Task statement: Find every line with the word "financing". Copy those lines.

**** Data to use ****

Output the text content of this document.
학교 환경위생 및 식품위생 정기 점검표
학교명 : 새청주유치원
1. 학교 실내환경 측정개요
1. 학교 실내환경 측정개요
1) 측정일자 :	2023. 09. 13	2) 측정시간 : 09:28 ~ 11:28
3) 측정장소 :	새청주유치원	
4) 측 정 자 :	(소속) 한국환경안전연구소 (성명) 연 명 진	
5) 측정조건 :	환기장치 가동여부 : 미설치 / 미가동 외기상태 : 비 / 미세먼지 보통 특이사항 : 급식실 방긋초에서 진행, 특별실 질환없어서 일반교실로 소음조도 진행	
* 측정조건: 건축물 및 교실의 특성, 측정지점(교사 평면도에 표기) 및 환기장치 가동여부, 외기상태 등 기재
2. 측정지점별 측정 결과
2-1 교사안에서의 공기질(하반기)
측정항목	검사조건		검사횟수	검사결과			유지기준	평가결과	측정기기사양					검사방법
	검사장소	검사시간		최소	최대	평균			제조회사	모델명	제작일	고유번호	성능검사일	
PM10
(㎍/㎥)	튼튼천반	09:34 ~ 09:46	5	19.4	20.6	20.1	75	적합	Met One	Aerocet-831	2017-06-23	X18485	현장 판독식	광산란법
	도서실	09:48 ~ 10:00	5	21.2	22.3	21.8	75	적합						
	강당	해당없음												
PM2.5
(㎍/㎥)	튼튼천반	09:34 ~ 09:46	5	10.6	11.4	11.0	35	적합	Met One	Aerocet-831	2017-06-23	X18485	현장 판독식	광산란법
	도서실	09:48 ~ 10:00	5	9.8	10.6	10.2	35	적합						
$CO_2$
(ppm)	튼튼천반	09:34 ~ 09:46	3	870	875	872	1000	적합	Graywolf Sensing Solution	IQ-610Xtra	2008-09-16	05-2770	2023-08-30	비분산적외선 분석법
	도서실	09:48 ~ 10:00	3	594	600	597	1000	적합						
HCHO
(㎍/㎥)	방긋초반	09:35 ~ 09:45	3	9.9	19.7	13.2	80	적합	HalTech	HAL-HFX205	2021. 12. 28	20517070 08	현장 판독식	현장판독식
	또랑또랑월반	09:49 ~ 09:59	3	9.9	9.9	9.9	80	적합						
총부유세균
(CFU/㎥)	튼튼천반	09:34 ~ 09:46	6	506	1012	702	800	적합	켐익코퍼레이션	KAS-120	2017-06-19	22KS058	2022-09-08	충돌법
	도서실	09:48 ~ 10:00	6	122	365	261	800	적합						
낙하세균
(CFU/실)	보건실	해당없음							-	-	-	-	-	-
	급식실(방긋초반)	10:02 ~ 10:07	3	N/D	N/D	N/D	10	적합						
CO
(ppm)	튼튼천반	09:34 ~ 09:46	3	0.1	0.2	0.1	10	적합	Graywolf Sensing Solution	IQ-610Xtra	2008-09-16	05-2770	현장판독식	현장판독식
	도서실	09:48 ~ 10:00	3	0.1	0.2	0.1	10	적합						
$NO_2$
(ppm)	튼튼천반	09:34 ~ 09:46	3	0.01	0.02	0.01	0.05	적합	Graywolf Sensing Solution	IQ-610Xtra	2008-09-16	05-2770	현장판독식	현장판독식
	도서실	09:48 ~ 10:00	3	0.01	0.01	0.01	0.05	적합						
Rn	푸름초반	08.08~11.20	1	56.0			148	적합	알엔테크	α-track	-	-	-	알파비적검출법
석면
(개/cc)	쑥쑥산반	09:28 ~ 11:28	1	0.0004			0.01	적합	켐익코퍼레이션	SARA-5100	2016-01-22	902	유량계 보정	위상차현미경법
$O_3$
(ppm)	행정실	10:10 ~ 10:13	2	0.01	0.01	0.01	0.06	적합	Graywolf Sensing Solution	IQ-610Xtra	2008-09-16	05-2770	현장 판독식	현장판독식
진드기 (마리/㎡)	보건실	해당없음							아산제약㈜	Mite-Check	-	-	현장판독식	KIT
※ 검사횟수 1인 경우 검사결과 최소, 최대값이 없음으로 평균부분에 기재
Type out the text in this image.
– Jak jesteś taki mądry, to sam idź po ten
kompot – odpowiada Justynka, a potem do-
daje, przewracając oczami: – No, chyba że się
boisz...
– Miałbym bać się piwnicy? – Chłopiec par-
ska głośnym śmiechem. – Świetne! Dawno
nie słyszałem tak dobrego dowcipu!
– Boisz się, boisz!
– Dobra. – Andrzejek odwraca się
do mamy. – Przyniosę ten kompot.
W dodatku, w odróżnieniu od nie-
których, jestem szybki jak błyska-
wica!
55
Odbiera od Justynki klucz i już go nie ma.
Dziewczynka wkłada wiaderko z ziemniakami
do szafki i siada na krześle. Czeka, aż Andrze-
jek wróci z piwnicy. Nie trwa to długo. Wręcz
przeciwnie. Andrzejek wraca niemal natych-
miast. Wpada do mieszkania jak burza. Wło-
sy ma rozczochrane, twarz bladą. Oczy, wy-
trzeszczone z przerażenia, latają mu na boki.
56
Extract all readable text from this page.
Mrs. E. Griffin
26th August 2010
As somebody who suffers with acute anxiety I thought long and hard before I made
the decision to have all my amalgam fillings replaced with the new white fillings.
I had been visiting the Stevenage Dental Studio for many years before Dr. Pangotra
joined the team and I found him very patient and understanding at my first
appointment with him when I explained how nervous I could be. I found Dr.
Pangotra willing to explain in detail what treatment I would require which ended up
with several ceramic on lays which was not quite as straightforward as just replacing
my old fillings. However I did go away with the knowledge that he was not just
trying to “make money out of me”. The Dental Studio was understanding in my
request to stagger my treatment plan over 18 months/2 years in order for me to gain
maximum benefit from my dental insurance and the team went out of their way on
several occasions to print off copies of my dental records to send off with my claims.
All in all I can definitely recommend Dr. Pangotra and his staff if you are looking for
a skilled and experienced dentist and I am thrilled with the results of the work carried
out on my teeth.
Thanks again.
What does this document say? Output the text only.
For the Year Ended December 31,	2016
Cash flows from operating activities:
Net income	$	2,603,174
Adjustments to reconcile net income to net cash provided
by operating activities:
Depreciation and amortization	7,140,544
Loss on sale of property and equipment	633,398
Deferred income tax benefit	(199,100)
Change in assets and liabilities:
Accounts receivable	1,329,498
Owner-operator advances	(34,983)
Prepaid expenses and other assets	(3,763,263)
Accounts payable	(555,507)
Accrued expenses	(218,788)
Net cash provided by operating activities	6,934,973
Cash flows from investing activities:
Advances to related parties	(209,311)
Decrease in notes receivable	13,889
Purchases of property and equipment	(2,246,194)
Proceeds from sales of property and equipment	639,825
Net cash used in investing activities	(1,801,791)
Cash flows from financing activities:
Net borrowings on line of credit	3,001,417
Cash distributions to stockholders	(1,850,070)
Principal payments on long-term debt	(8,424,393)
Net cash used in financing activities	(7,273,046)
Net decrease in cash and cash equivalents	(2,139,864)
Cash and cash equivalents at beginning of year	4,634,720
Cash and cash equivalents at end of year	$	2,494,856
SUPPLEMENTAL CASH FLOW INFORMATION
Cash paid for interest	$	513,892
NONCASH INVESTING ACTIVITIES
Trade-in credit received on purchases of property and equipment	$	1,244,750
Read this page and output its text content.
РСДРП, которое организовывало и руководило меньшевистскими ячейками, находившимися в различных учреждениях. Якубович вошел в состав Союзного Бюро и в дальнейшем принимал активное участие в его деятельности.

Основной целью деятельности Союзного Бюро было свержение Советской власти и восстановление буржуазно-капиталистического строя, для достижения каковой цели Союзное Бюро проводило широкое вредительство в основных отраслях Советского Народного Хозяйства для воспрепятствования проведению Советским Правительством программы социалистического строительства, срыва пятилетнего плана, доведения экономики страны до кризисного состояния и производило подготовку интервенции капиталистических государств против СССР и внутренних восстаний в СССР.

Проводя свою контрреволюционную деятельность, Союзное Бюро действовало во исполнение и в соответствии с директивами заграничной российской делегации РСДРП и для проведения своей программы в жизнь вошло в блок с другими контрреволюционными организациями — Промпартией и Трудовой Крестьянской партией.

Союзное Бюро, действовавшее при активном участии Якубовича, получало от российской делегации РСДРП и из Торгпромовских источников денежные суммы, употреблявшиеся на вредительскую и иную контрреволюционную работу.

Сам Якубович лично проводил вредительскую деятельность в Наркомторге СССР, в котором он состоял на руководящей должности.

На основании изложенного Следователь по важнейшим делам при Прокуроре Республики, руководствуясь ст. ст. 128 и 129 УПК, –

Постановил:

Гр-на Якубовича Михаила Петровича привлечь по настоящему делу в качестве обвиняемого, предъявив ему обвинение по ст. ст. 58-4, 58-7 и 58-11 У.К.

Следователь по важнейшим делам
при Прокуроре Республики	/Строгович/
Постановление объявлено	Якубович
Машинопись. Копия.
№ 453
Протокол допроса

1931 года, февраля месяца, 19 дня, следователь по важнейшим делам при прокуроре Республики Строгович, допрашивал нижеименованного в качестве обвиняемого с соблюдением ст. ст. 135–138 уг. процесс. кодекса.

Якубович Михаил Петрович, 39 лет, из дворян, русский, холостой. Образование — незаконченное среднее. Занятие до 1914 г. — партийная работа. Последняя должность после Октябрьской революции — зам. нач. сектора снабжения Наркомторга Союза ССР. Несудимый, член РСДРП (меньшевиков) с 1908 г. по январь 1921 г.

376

****

Solution:
Cash flows from financing activities:
Net cash used in financing activities	(7,273,046)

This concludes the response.